[start The records]
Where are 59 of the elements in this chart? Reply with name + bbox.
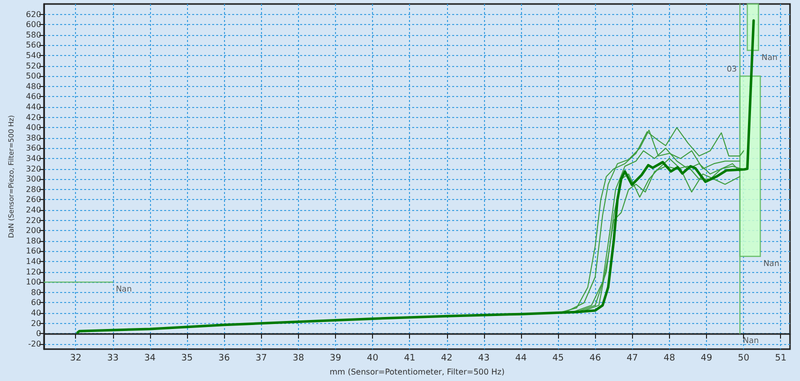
x-tick-label: 36 bbox=[218, 354, 230, 364]
x-tick-label: 39 bbox=[330, 354, 342, 364]
y-tick-label: -20 bbox=[28, 339, 42, 348]
y-tick-label: 380 bbox=[26, 133, 42, 142]
x-tick-label: 50 bbox=[738, 354, 750, 364]
y-tick-label: 20 bbox=[30, 318, 42, 328]
y-tick-label: 360 bbox=[26, 144, 42, 153]
x-tick-label: 38 bbox=[292, 354, 304, 364]
y-tick-label: 240 bbox=[26, 206, 42, 215]
y-tick-label: 540 bbox=[26, 51, 42, 60]
y-tick-label: 260 bbox=[26, 195, 42, 204]
x-tick-label: 32 bbox=[70, 354, 82, 364]
y-tick-label: 300 bbox=[26, 174, 42, 184]
x-tick-label: 35 bbox=[181, 354, 193, 364]
y-tick-label: 180 bbox=[26, 236, 42, 246]
y-tick-label: 580 bbox=[26, 30, 42, 40]
y-tick-label: 0 bbox=[36, 329, 42, 338]
y-tick-label: 460 bbox=[26, 92, 42, 102]
annotation: Nan bbox=[761, 52, 778, 62]
x-tick-label: 43 bbox=[478, 354, 490, 364]
x-tick-label: 42 bbox=[441, 354, 452, 364]
y-tick-label: 200 bbox=[26, 226, 42, 236]
x-tick-label: 48 bbox=[664, 354, 676, 364]
x-tick-label: 33 bbox=[107, 354, 119, 364]
annotation: Nan bbox=[742, 336, 759, 346]
y-tick-label: 320 bbox=[26, 164, 42, 174]
annotation: Nan bbox=[116, 284, 132, 294]
x-tick-label: 37 bbox=[256, 354, 267, 364]
x-tick-label: 49 bbox=[700, 354, 713, 364]
x-tick-label: 51 bbox=[774, 354, 786, 364]
y-tick-label: 120 bbox=[26, 267, 42, 276]
y-tick-label: 400 bbox=[26, 123, 42, 132]
x-tick-label: 47 bbox=[626, 354, 638, 364]
x-tick-label: 45 bbox=[552, 354, 564, 364]
y-tick-label: 160 bbox=[26, 246, 42, 256]
y-tick-label: 480 bbox=[26, 82, 42, 91]
x-tick-label: 46 bbox=[589, 354, 602, 364]
x-tick-label: 34 bbox=[144, 354, 156, 364]
y-tick-label: 280 bbox=[26, 184, 42, 194]
y-tick-label: 620 bbox=[26, 10, 42, 19]
x-axis-title: mm (Sensor=Potentiometer, Filter=500 Hz) bbox=[330, 368, 505, 376]
y-tick-label: 420 bbox=[26, 112, 42, 122]
y-tick-label: 520 bbox=[26, 61, 42, 70]
y-tick-label: 220 bbox=[26, 216, 42, 225]
y-tick-label: 500 bbox=[26, 72, 42, 81]
y-tick-label: 60 bbox=[30, 298, 42, 308]
y-tick-label: 80 bbox=[30, 288, 42, 297]
y-tick-label: 340 bbox=[26, 154, 42, 164]
annotation: 03 bbox=[726, 64, 737, 74]
y-tick-label: 600 bbox=[26, 20, 42, 30]
x-tick-label: 44 bbox=[515, 354, 527, 364]
y-tick-label: 40 bbox=[30, 308, 42, 318]
x-tick-label: 41 bbox=[404, 354, 416, 364]
y-tick-label: 440 bbox=[26, 102, 42, 112]
y-tick-label: 140 bbox=[26, 257, 42, 266]
y-tick-label: 100 bbox=[26, 278, 42, 287]
annotation: Nan bbox=[763, 258, 780, 268]
x-tick-label: 40 bbox=[366, 354, 379, 364]
y-tick-label: 560 bbox=[26, 40, 42, 50]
[end The records]
__The request__. Give the part of the material that opens with the line containing "x-tick-label: 36 bbox=[218, 354, 230, 364]" and closes with the line containing "annotation: 03 bbox=[726, 64, 737, 74]" as a JSON list of strings, one string per line, with blank lines left out.

__Answer for this exercise__.
[
  "x-tick-label: 36 bbox=[218, 354, 230, 364]",
  "x-tick-label: 39 bbox=[330, 354, 342, 364]",
  "y-tick-label: -20 bbox=[28, 339, 42, 348]",
  "y-tick-label: 380 bbox=[26, 133, 42, 142]",
  "x-tick-label: 50 bbox=[738, 354, 750, 364]",
  "y-tick-label: 20 bbox=[30, 318, 42, 328]",
  "y-tick-label: 360 bbox=[26, 144, 42, 153]",
  "x-tick-label: 38 bbox=[292, 354, 304, 364]",
  "y-tick-label: 240 bbox=[26, 206, 42, 215]",
  "y-tick-label: 540 bbox=[26, 51, 42, 60]",
  "y-tick-label: 260 bbox=[26, 195, 42, 204]",
  "x-tick-label: 32 bbox=[70, 354, 82, 364]",
  "y-tick-label: 300 bbox=[26, 174, 42, 184]",
  "x-tick-label: 35 bbox=[181, 354, 193, 364]",
  "y-tick-label: 180 bbox=[26, 236, 42, 246]",
  "y-tick-label: 580 bbox=[26, 30, 42, 40]",
  "y-tick-label: 0 bbox=[36, 329, 42, 338]",
  "y-tick-label: 460 bbox=[26, 92, 42, 102]",
  "annotation: Nan bbox=[761, 52, 778, 62]",
  "x-tick-label: 43 bbox=[478, 354, 490, 364]",
  "x-tick-label: 42 bbox=[441, 354, 452, 364]",
  "y-tick-label: 200 bbox=[26, 226, 42, 236]",
  "x-tick-label: 48 bbox=[664, 354, 676, 364]",
  "x-tick-label: 33 bbox=[107, 354, 119, 364]",
  "annotation: Nan bbox=[742, 336, 759, 346]",
  "y-tick-label: 320 bbox=[26, 164, 42, 174]",
  "annotation: Nan bbox=[116, 284, 132, 294]",
  "x-tick-label: 37 bbox=[256, 354, 267, 364]",
  "x-tick-label: 49 bbox=[700, 354, 713, 364]",
  "x-tick-label: 51 bbox=[774, 354, 786, 364]",
  "y-tick-label: 120 bbox=[26, 267, 42, 276]",
  "y-tick-label: 400 bbox=[26, 123, 42, 132]",
  "x-tick-label: 47 bbox=[626, 354, 638, 364]",
  "x-tick-label: 45 bbox=[552, 354, 564, 364]",
  "y-tick-label: 160 bbox=[26, 246, 42, 256]",
  "y-tick-label: 480 bbox=[26, 82, 42, 91]",
  "x-tick-label: 46 bbox=[589, 354, 602, 364]",
  "x-tick-label: 34 bbox=[144, 354, 156, 364]",
  "y-tick-label: 280 bbox=[26, 184, 42, 194]",
  "y-tick-label: 620 bbox=[26, 10, 42, 19]",
  "x-axis-title: mm (Sensor=Potentiometer, Filter=500 Hz) bbox=[330, 368, 505, 376]",
  "y-tick-label: 420 bbox=[26, 112, 42, 122]",
  "y-tick-label: 520 bbox=[26, 61, 42, 70]",
  "y-tick-label: 220 bbox=[26, 216, 42, 225]",
  "y-tick-label: 500 bbox=[26, 72, 42, 81]",
  "y-tick-label: 60 bbox=[30, 298, 42, 308]",
  "y-tick-label: 80 bbox=[30, 288, 42, 297]",
  "y-tick-label: 340 bbox=[26, 154, 42, 164]",
  "annotation: 03 bbox=[726, 64, 737, 74]"
]